#### RECORDED INFORMATION
※ ※ ※

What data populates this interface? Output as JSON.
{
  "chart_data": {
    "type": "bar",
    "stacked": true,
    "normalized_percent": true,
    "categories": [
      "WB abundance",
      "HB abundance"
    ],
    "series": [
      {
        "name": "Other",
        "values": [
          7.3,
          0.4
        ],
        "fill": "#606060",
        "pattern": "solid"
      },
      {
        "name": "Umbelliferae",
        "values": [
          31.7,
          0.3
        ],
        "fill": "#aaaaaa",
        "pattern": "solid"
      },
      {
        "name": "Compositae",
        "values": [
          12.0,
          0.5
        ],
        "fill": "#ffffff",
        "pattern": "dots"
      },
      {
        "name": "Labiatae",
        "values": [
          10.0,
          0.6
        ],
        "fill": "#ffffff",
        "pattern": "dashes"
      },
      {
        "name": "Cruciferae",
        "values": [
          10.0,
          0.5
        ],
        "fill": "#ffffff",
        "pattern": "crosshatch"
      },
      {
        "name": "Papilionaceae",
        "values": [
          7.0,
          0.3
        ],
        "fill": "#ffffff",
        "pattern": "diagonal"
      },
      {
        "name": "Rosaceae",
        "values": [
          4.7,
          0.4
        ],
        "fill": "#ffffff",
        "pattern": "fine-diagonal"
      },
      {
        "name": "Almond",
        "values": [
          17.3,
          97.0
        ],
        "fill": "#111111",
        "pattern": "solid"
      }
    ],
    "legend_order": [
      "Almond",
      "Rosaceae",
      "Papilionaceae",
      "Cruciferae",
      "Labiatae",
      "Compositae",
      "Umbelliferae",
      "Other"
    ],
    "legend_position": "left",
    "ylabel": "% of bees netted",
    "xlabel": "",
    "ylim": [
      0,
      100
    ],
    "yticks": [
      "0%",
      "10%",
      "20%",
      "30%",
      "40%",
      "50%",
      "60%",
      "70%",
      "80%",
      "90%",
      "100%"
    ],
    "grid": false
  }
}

※ ※ ※

#### STATED EXERCISE
Return each line where "pattern" shows up.

#### SOLUTION TO THE EXERCISE
        "pattern": "solid"
        "pattern": "solid"
        "pattern": "dots"
        "pattern": "dashes"
        "pattern": "crosshatch"
        "pattern": "diagonal"
        "pattern": "fine-diagonal"
        "pattern": "solid"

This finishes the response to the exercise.